§ WHAT YOU SHOULD DO
Extract every line of the material below and reproduce it faithfully.

• • • •

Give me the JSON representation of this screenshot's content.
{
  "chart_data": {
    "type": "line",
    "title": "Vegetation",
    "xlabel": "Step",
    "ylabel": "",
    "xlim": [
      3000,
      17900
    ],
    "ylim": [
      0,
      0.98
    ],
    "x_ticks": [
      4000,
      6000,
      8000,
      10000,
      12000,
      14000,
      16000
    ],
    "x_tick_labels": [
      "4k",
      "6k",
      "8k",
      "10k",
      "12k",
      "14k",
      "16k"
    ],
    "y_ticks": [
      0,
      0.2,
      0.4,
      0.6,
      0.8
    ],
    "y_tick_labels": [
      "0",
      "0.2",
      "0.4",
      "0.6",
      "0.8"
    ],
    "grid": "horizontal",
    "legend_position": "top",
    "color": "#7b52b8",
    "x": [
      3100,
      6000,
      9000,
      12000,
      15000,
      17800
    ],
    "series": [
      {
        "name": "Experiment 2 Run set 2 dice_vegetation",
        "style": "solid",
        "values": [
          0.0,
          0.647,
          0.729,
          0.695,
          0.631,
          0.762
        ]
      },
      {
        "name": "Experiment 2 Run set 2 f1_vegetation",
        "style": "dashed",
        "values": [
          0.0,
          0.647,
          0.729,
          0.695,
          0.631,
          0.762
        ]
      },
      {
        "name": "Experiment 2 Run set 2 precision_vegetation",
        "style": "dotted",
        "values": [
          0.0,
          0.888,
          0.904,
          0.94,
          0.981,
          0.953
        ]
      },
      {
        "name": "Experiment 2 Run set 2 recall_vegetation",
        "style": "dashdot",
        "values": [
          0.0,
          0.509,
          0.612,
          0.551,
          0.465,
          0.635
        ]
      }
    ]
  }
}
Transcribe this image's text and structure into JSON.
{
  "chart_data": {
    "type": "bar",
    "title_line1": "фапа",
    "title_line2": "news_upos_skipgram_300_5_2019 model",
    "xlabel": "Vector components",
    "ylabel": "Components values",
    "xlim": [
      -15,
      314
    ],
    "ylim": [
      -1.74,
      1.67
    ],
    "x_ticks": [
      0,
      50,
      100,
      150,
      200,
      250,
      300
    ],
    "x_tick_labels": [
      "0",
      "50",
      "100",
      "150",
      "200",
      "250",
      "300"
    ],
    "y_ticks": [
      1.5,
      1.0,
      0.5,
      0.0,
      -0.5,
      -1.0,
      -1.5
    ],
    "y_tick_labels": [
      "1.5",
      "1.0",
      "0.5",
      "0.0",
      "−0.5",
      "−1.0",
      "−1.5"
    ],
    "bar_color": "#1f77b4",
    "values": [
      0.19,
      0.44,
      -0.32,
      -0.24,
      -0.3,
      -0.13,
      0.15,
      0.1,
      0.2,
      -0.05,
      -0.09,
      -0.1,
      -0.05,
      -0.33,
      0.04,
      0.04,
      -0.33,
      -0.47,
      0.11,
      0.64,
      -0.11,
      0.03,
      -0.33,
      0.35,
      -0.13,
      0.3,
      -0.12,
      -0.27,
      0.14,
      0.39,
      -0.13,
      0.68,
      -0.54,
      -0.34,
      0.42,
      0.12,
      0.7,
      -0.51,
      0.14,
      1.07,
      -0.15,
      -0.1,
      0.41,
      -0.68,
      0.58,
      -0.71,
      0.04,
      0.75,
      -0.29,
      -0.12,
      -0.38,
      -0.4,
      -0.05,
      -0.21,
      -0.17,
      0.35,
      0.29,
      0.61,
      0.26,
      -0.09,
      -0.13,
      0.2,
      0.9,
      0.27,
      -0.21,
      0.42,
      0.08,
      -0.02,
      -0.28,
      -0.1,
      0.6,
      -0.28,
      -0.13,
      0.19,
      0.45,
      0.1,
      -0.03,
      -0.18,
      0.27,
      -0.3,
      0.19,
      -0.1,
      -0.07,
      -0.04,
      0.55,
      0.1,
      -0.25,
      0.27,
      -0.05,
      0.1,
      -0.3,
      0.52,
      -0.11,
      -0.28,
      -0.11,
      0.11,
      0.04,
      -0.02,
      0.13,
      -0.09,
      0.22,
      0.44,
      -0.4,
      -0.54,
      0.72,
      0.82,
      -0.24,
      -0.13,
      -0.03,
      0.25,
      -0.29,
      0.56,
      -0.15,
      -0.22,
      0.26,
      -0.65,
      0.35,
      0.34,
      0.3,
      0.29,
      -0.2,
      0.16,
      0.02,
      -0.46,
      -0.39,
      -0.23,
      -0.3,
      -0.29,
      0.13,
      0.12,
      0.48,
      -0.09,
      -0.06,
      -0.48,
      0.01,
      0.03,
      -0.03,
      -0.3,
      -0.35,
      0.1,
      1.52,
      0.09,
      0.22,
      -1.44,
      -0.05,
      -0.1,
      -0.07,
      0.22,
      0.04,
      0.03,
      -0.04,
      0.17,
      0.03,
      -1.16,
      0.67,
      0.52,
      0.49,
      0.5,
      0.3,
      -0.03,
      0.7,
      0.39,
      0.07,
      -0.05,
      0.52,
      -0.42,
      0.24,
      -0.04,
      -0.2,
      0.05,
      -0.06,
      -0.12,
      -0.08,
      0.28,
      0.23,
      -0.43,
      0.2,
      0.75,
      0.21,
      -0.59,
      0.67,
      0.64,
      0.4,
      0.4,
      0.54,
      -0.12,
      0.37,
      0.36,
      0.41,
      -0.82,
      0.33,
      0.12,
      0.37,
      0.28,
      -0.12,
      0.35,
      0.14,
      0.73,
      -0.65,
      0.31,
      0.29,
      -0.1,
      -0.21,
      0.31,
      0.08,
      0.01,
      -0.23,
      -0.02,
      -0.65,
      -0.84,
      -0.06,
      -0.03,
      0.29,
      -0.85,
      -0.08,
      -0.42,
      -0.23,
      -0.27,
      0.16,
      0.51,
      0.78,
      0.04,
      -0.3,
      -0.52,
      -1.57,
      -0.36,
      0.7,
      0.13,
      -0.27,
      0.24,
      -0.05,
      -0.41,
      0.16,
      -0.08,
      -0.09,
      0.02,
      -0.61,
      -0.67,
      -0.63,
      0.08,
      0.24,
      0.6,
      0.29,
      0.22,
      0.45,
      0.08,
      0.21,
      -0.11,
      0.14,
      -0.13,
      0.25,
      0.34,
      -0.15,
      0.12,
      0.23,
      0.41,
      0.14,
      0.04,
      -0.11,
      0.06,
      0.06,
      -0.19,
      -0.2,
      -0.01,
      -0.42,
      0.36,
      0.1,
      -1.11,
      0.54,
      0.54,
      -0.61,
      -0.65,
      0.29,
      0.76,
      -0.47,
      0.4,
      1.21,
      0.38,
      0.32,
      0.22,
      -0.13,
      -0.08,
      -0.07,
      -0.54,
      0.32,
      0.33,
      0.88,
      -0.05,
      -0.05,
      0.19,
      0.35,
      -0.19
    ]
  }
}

• • • •

§ RESPONSE
Give me the JSON representation of this screenshot's content.
{
  "chart_data": {
    "type": "line",
    "title": "Vegetation",
    "xlabel": "Step",
    "ylabel": "",
    "xlim": [
      3000,
      17900
    ],
    "ylim": [
      0,
      0.98
    ],
    "x_ticks": [
      4000,
      6000,
      8000,
      10000,
      12000,
      14000,
      16000
    ],
    "x_tick_labels": [
      "4k",
      "6k",
      "8k",
      "10k",
      "12k",
      "14k",
      "16k"
    ],
    "y_ticks": [
      0,
      0.2,
      0.4,
      0.6,
      0.8
    ],
    "y_tick_labels": [
      "0",
      "0.2",
      "0.4",
      "0.6",
      "0.8"
    ],
    "grid": "horizontal",
    "legend_position": "top",
    "color": "#7b52b8",
    "x": [
      3100,
      6000,
      9000,
      12000,
      15000,
      17800
    ],
    "series": [
      {
        "name": "Experiment 2 Run set 2 dice_vegetation",
        "style": "solid",
        "values": [
          0.0,
          0.647,
          0.729,
          0.695,
          0.631,
          0.762
        ]
      },
      {
        "name": "Experiment 2 Run set 2 f1_vegetation",
        "style": "dashed",
        "values": [
          0.0,
          0.647,
          0.729,
          0.695,
          0.631,
          0.762
        ]
      },
      {
        "name": "Experiment 2 Run set 2 precision_vegetation",
        "style": "dotted",
        "values": [
          0.0,
          0.888,
          0.904,
          0.94,
          0.981,
          0.953
        ]
      },
      {
        "name": "Experiment 2 Run set 2 recall_vegetation",
        "style": "dashdot",
        "values": [
          0.0,
          0.509,
          0.612,
          0.551,
          0.465,
          0.635
        ]
      }
    ]
  }
}
Transcribe this image's text and structure into JSON.
{
  "chart_data": {
    "type": "bar",
    "title_line1": "фапа",
    "title_line2": "news_upos_skipgram_300_5_2019 model",
    "xlabel": "Vector components",
    "ylabel": "Components values",
    "xlim": [
      -15,
      314
    ],
    "ylim": [
      -1.74,
      1.67
    ],
    "x_ticks": [
      0,
      50,
      100,
      150,
      200,
      250,
      300
    ],
    "x_tick_labels": [
      "0",
      "50",
      "100",
      "150",
      "200",
      "250",
      "300"
    ],
    "y_ticks": [
      1.5,
      1.0,
      0.5,
      0.0,
      -0.5,
      -1.0,
      -1.5
    ],
    "y_tick_labels": [
      "1.5",
      "1.0",
      "0.5",
      "0.0",
      "−0.5",
      "−1.0",
      "−1.5"
    ],
    "bar_color": "#1f77b4",
    "values": [
      0.19,
      0.44,
      -0.32,
      -0.24,
      -0.3,
      -0.13,
      0.15,
      0.1,
      0.2,
      -0.05,
      -0.09,
      -0.1,
      -0.05,
      -0.33,
      0.04,
      0.04,
      -0.33,
      -0.47,
      0.11,
      0.64,
      -0.11,
      0.03,
      -0.33,
      0.35,
      -0.13,
      0.3,
      -0.12,
      -0.27,
      0.14,
      0.39,
      -0.13,
      0.68,
      -0.54,
      -0.34,
      0.42,
      0.12,
      0.7,
      -0.51,
      0.14,
      1.07,
      -0.15,
      -0.1,
      0.41,
      -0.68,
      0.58,
      -0.71,
      0.04,
      0.75,
      -0.29,
      -0.12,
      -0.38,
      -0.4,
      -0.05,
      -0.21,
      -0.17,
      0.35,
      0.29,
      0.61,
      0.26,
      -0.09,
      -0.13,
      0.2,
      0.9,
      0.27,
      -0.21,
      0.42,
      0.08,
      -0.02,
      -0.28,
      -0.1,
      0.6,
      -0.28,
      -0.13,
      0.19,
      0.45,
      0.1,
      -0.03,
      -0.18,
      0.27,
      -0.3,
      0.19,
      -0.1,
      -0.07,
      -0.04,
      0.55,
      0.1,
      -0.25,
      0.27,
      -0.05,
      0.1,
      -0.3,
      0.52,
      -0.11,
      -0.28,
      -0.11,
      0.11,
      0.04,
      -0.02,
      0.13,
      -0.09,
      0.22,
      0.44,
      -0.4,
      -0.54,
      0.72,
      0.82,
      -0.24,
      -0.13,
      -0.03,
      0.25,
      -0.29,
      0.56,
      -0.15,
      -0.22,
      0.26,
      -0.65,
      0.35,
      0.34,
      0.3,
      0.29,
      -0.2,
      0.16,
      0.02,
      -0.46,
      -0.39,
      -0.23,
      -0.3,
      -0.29,
      0.13,
      0.12,
      0.48,
      -0.09,
      -0.06,
      -0.48,
      0.01,
      0.03,
      -0.03,
      -0.3,
      -0.35,
      0.1,
      1.52,
      0.09,
      0.22,
      -1.44,
      -0.05,
      -0.1,
      -0.07,
      0.22,
      0.04,
      0.03,
      -0.04,
      0.17,
      0.03,
      -1.16,
      0.67,
      0.52,
      0.49,
      0.5,
      0.3,
      -0.03,
      0.7,
      0.39,
      0.07,
      -0.05,
      0.52,
      -0.42,
      0.24,
      -0.04,
      -0.2,
      0.05,
      -0.06,
      -0.12,
      -0.08,
      0.28,
      0.23,
      -0.43,
      0.2,
      0.75,
      0.21,
      -0.59,
      0.67,
      0.64,
      0.4,
      0.4,
      0.54,
      -0.12,
      0.37,
      0.36,
      0.41,
      -0.82,
      0.33,
      0.12,
      0.37,
      0.28,
      -0.12,
      0.35,
      0.14,
      0.73,
      -0.65,
      0.31,
      0.29,
      -0.1,
      -0.21,
      0.31,
      0.08,
      0.01,
      -0.23,
      -0.02,
      -0.65,
      -0.84,
      -0.06,
      -0.03,
      0.29,
      -0.85,
      -0.08,
      -0.42,
      -0.23,
      -0.27,
      0.16,
      0.51,
      0.78,
      0.04,
      -0.3,
      -0.52,
      -1.57,
      -0.36,
      0.7,
      0.13,
      -0.27,
      0.24,
      -0.05,
      -0.41,
      0.16,
      -0.08,
      -0.09,
      0.02,
      -0.61,
      -0.67,
      -0.63,
      0.08,
      0.24,
      0.6,
      0.29,
      0.22,
      0.45,
      0.08,
      0.21,
      -0.11,
      0.14,
      -0.13,
      0.25,
      0.34,
      -0.15,
      0.12,
      0.23,
      0.41,
      0.14,
      0.04,
      -0.11,
      0.06,
      0.06,
      -0.19,
      -0.2,
      -0.01,
      -0.42,
      0.36,
      0.1,
      -1.11,
      0.54,
      0.54,
      -0.61,
      -0.65,
      0.29,
      0.76,
      -0.47,
      0.4,
      1.21,
      0.38,
      0.32,
      0.22,
      -0.13,
      -0.08,
      -0.07,
      -0.54,
      0.32,
      0.33,
      0.88,
      -0.05,
      -0.05,
      0.19,
      0.35,
      -0.19
    ]
  }
}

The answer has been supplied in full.